Source material:
•••

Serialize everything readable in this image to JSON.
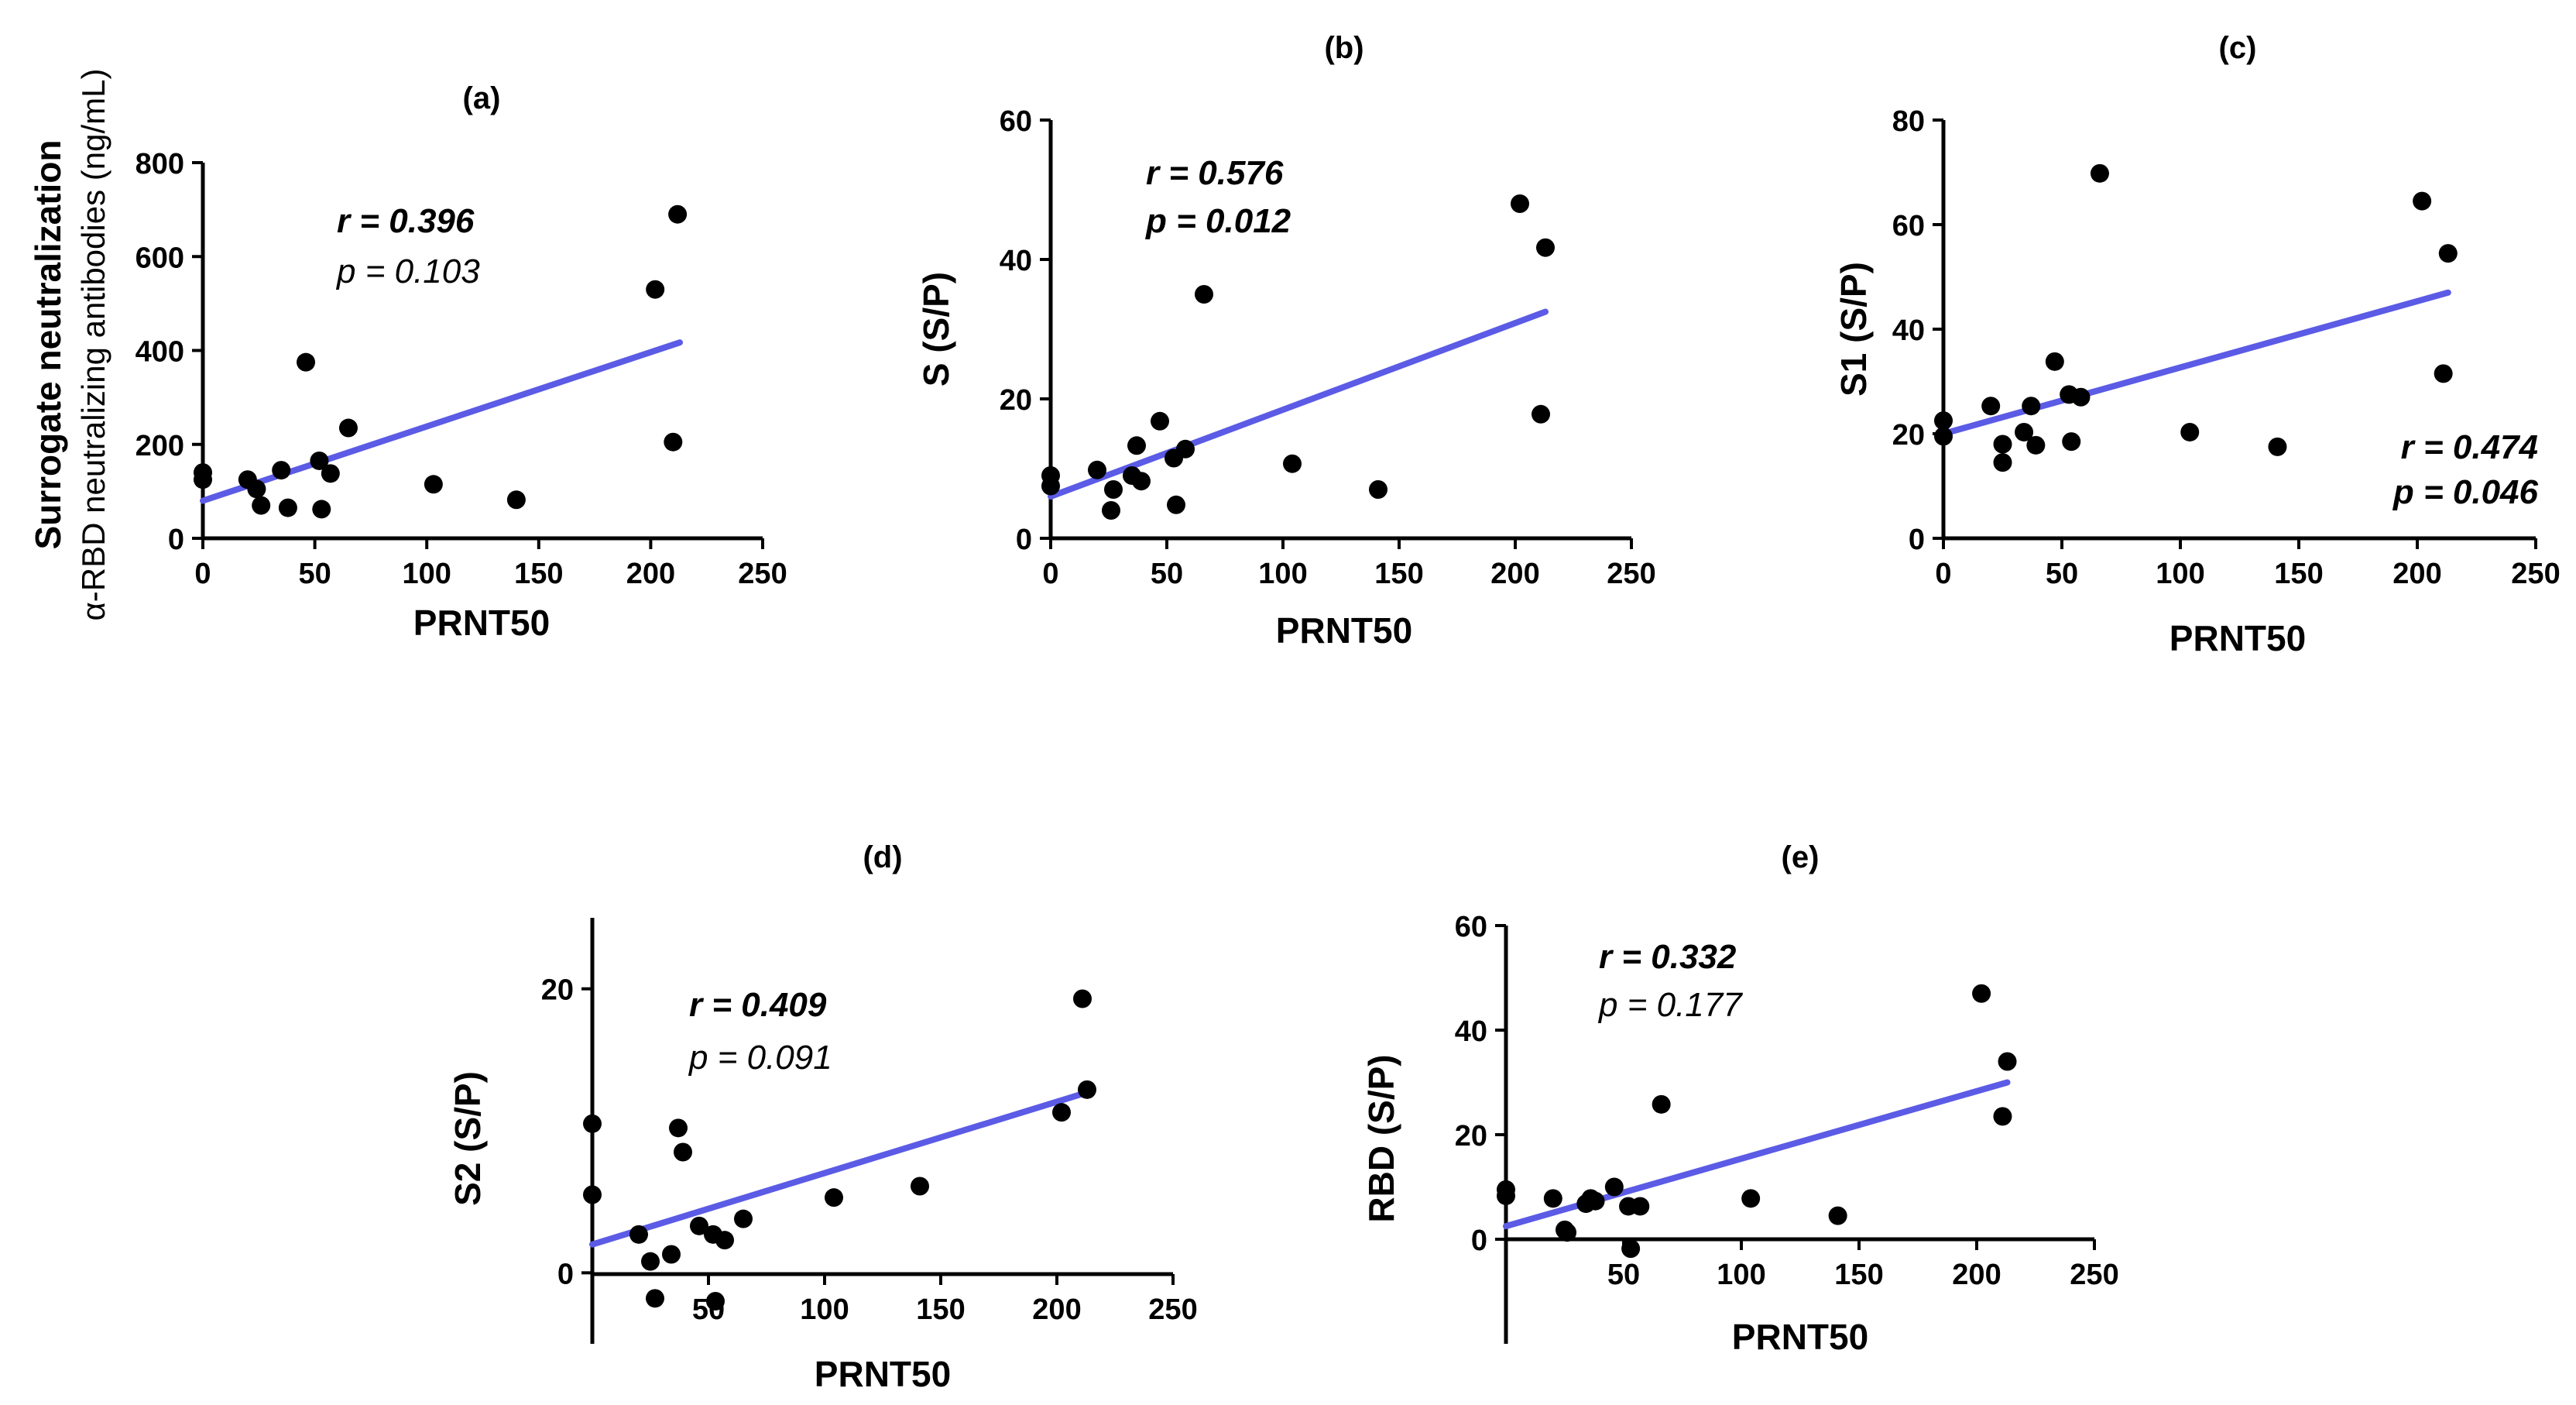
{
  "chart_data": [
    {
      "id": "a",
      "type": "scatter",
      "title": "(a)",
      "xlabel": "PRNT50",
      "ylabel": "Surrogate neutralization",
      "ylabel_sub": "α-RBD neutralizing antibodies (ng/mL)",
      "xlim": [
        0,
        250
      ],
      "ylim": [
        0,
        800
      ],
      "xticks": [
        0,
        50,
        100,
        150,
        200,
        250
      ],
      "yticks": [
        0,
        200,
        400,
        600,
        800
      ],
      "stats": {
        "r": "r = 0.396",
        "p": "p = 0.103",
        "r_bold": true,
        "p_bold": false
      },
      "fit": {
        "x": [
          0,
          213
        ],
        "y": [
          80,
          417
        ],
        "color": "#5b5be6"
      },
      "x": [
        0,
        0,
        20,
        24,
        26,
        35,
        38,
        46,
        52,
        53,
        57,
        65,
        103,
        140,
        202,
        210,
        212
      ],
      "y": [
        140,
        125,
        125,
        105,
        70,
        145,
        65,
        375,
        165,
        62,
        138,
        235,
        115,
        82,
        530,
        205,
        690
      ]
    },
    {
      "id": "b",
      "type": "scatter",
      "title": "(b)",
      "xlabel": "PRNT50",
      "ylabel": "S (S/P)",
      "xlim": [
        0,
        250
      ],
      "ylim": [
        0,
        60
      ],
      "xticks": [
        0,
        50,
        100,
        150,
        200,
        250
      ],
      "yticks": [
        0,
        20,
        40,
        60
      ],
      "stats": {
        "r": "r = 0.576",
        "p": "p = 0.012",
        "r_bold": true,
        "p_bold": true
      },
      "fit": {
        "x": [
          0,
          213
        ],
        "y": [
          6,
          32.5
        ],
        "color": "#5b5be6"
      },
      "x": [
        0,
        0,
        20,
        26,
        27,
        35,
        37,
        39,
        47,
        53,
        54,
        58,
        66,
        104,
        141,
        202,
        211,
        213
      ],
      "y": [
        9,
        7.5,
        9.8,
        4,
        7,
        9,
        13.3,
        8.2,
        16.8,
        11.5,
        4.8,
        12.8,
        35,
        10.7,
        7,
        48,
        17.8,
        41.7
      ]
    },
    {
      "id": "c",
      "type": "scatter",
      "title": "(c)",
      "xlabel": "PRNT50",
      "ylabel": "S1 (S/P)",
      "xlim": [
        0,
        250
      ],
      "ylim": [
        0,
        80
      ],
      "xticks": [
        0,
        50,
        100,
        150,
        200,
        250
      ],
      "yticks": [
        0,
        20,
        40,
        60,
        80
      ],
      "stats": {
        "r": "r = 0.474",
        "p": "p = 0.046",
        "r_bold": true,
        "p_bold": true
      },
      "fit": {
        "x": [
          0,
          213
        ],
        "y": [
          20,
          47
        ],
        "color": "#5b5be6"
      },
      "x": [
        0,
        0,
        20,
        25,
        25,
        34,
        37,
        39,
        47,
        53,
        54,
        58,
        66,
        104,
        141,
        202,
        211,
        213
      ],
      "y": [
        22.5,
        19.5,
        25.3,
        18,
        14.5,
        20.3,
        25.3,
        17.8,
        33.8,
        27.5,
        18.5,
        27,
        69.8,
        20.3,
        17.5,
        64.5,
        31.5,
        54.5
      ]
    },
    {
      "id": "d",
      "type": "scatter",
      "title": "(d)",
      "xlabel": "PRNT50",
      "ylabel": "S2 (S/P)",
      "xlim": [
        0,
        250
      ],
      "ylim": [
        -5,
        25
      ],
      "xticks": [
        50,
        100,
        150,
        200,
        250
      ],
      "yticks": [
        0,
        20
      ],
      "stats": {
        "r": "r = 0.409",
        "p": "p = 0.091",
        "r_bold": true,
        "p_bold": false
      },
      "fit": {
        "x": [
          0,
          213
        ],
        "y": [
          2,
          12.7
        ],
        "color": "#5b5be6"
      },
      "x": [
        0,
        0,
        20,
        25,
        27,
        34,
        37,
        39,
        46,
        52,
        53,
        57,
        65,
        104,
        141,
        202,
        211,
        213
      ],
      "y": [
        10.5,
        5.5,
        2.7,
        0.8,
        -1.8,
        1.3,
        10.2,
        8.5,
        3.3,
        2.7,
        -2.0,
        2.3,
        3.8,
        5.3,
        6.1,
        11.3,
        19.3,
        12.9
      ]
    },
    {
      "id": "e",
      "type": "scatter",
      "title": "(e)",
      "xlabel": "PRNT50",
      "ylabel": "RBD (S/P)",
      "xlim": [
        0,
        250
      ],
      "ylim": [
        -20,
        60
      ],
      "xticks": [
        50,
        100,
        150,
        200,
        250
      ],
      "yticks": [
        0,
        20,
        40,
        60
      ],
      "stats": {
        "r": "r = 0.332",
        "p": "p = 0.177",
        "r_bold": true,
        "p_bold": false
      },
      "fit": {
        "x": [
          0,
          213
        ],
        "y": [
          2.5,
          30
        ],
        "color": "#5b5be6"
      },
      "x": [
        0,
        0,
        20,
        25,
        26,
        34,
        36,
        38,
        46,
        52,
        53,
        57,
        66,
        104,
        141,
        202,
        211,
        213
      ],
      "y": [
        9.5,
        8.3,
        7.8,
        1.8,
        1.3,
        6.8,
        7.8,
        7.3,
        10,
        6.3,
        -1.8,
        6.3,
        25.8,
        7.8,
        4.5,
        47,
        23.5,
        34
      ]
    }
  ]
}
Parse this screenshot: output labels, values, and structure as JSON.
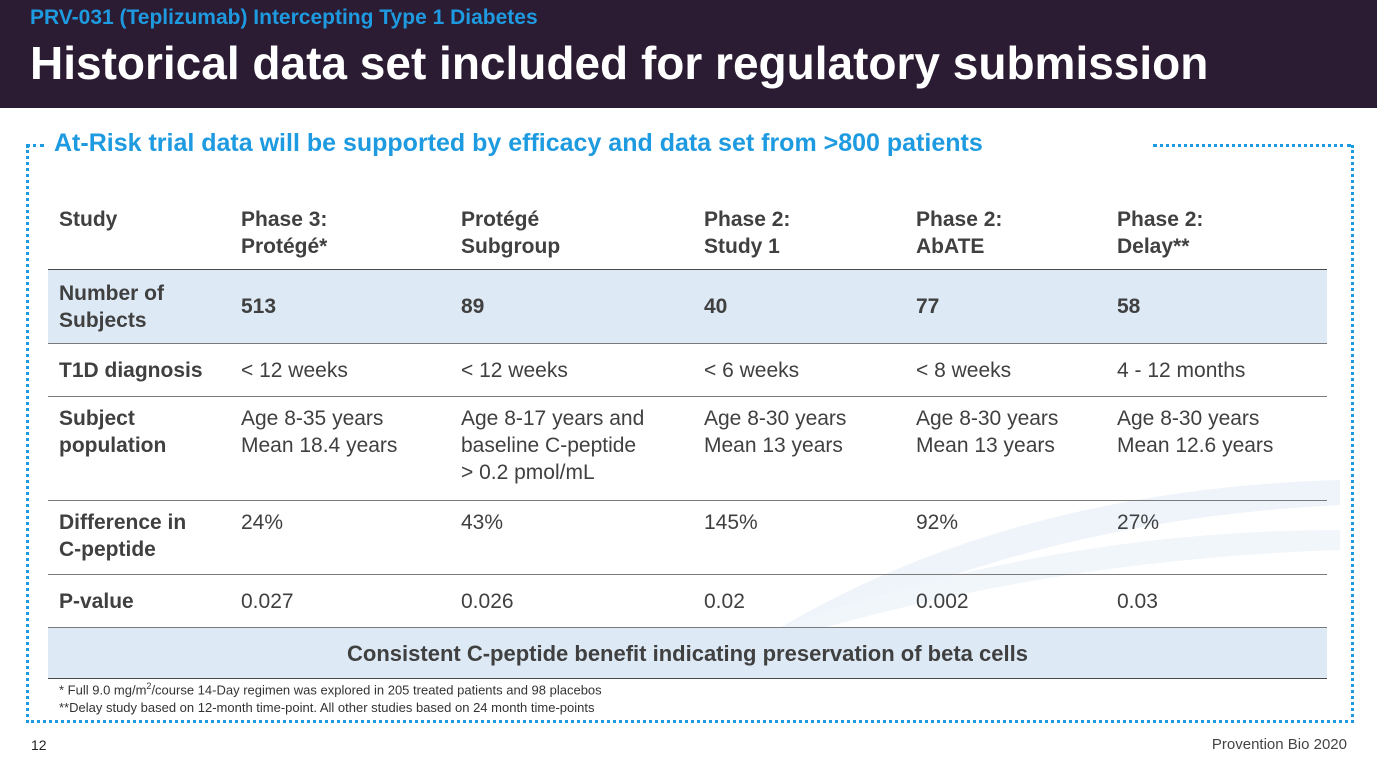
{
  "header": {
    "subtitle": "PRV-031 (Teplizumab) Intercepting Type 1 Diabetes",
    "title": "Historical data set included for regulatory submission"
  },
  "box_heading": "At-Risk trial data will be supported by efficacy and data set from >800 patients",
  "table": {
    "columns": [
      {
        "line1": "Study",
        "line2": ""
      },
      {
        "line1": "Phase 3:",
        "line2": "Protégé*"
      },
      {
        "line1": "Protégé",
        "line2": "Subgroup"
      },
      {
        "line1": "Phase 2:",
        "line2": "Study 1"
      },
      {
        "line1": "Phase 2:",
        "line2": "AbATE"
      },
      {
        "line1": "Phase 2:",
        "line2": "Delay**"
      }
    ],
    "rows": {
      "subjects": {
        "label_line1": "Number of",
        "label_line2": "Subjects",
        "values": [
          "513",
          "89",
          "40",
          "77",
          "58"
        ]
      },
      "diagnosis": {
        "label": "T1D diagnosis",
        "values": [
          "< 12 weeks",
          "< 12 weeks",
          "< 6 weeks",
          "< 8 weeks",
          "4 - 12 months"
        ]
      },
      "population": {
        "label_line1": "Subject",
        "label_line2": "population",
        "values": [
          [
            "Age 8-35 years",
            "Mean 18.4 years",
            ""
          ],
          [
            "Age 8-17 years and",
            "baseline C-peptide",
            "> 0.2 pmol/mL"
          ],
          [
            "Age 8-30 years",
            "Mean 13 years",
            ""
          ],
          [
            "Age 8-30 years",
            "Mean 13 years",
            ""
          ],
          [
            "Age 8-30 years",
            "Mean 12.6 years",
            ""
          ]
        ]
      },
      "difference": {
        "label_line1": "Difference in",
        "label_line2": "C-peptide",
        "values": [
          "24%",
          "43%",
          "145%",
          "92%",
          "27%"
        ]
      },
      "pvalue": {
        "label": "P-value",
        "values": [
          "0.027",
          "0.026",
          "0.02",
          "0.002",
          "0.03"
        ]
      }
    },
    "conclusion": "Consistent C-peptide benefit indicating preservation of beta cells"
  },
  "footnotes": {
    "note1_pre": "* Full 9.0 mg/m",
    "note1_sup": "2",
    "note1_post": "/course 14-Day regimen was explored in 205 treated patients and 98 placebos",
    "note2": "**Delay study based on 12-month time-point. All other studies based on 24 month time-points"
  },
  "footer": {
    "page_number": "12",
    "company": "Provention Bio 2020"
  },
  "colors": {
    "header_bg": "#2b1b33",
    "accent": "#1e9be0",
    "row_shade": "#dde9f5"
  }
}
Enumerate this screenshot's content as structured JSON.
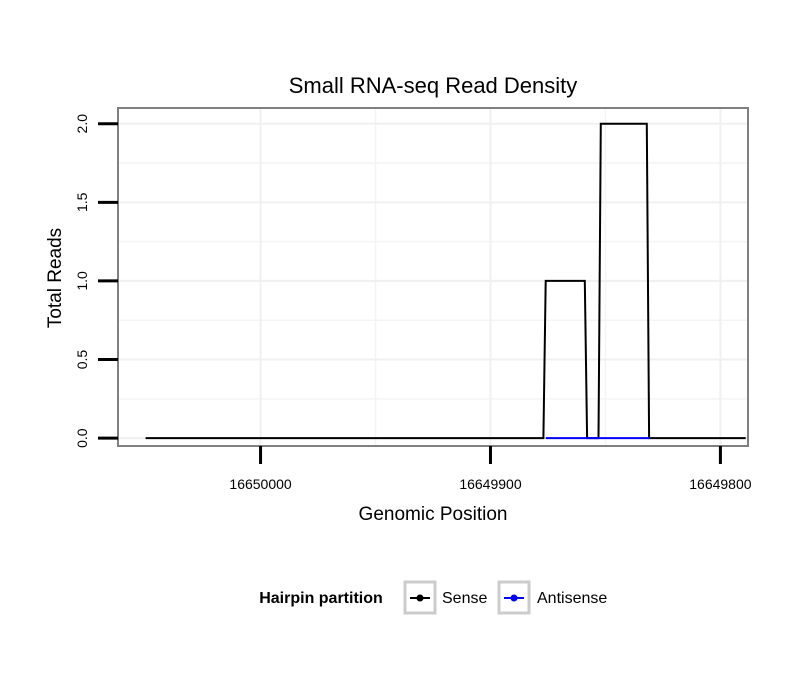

•••

Work to complete:
In the records above, find each line that holds the word "JSON"; copy all such lines.

Exercise response:
Serialize everything readable in this image to JSON.
Parse this screenshot: output labels, values, and structure as JSON.
Enumerate this screenshot's content as structured JSON.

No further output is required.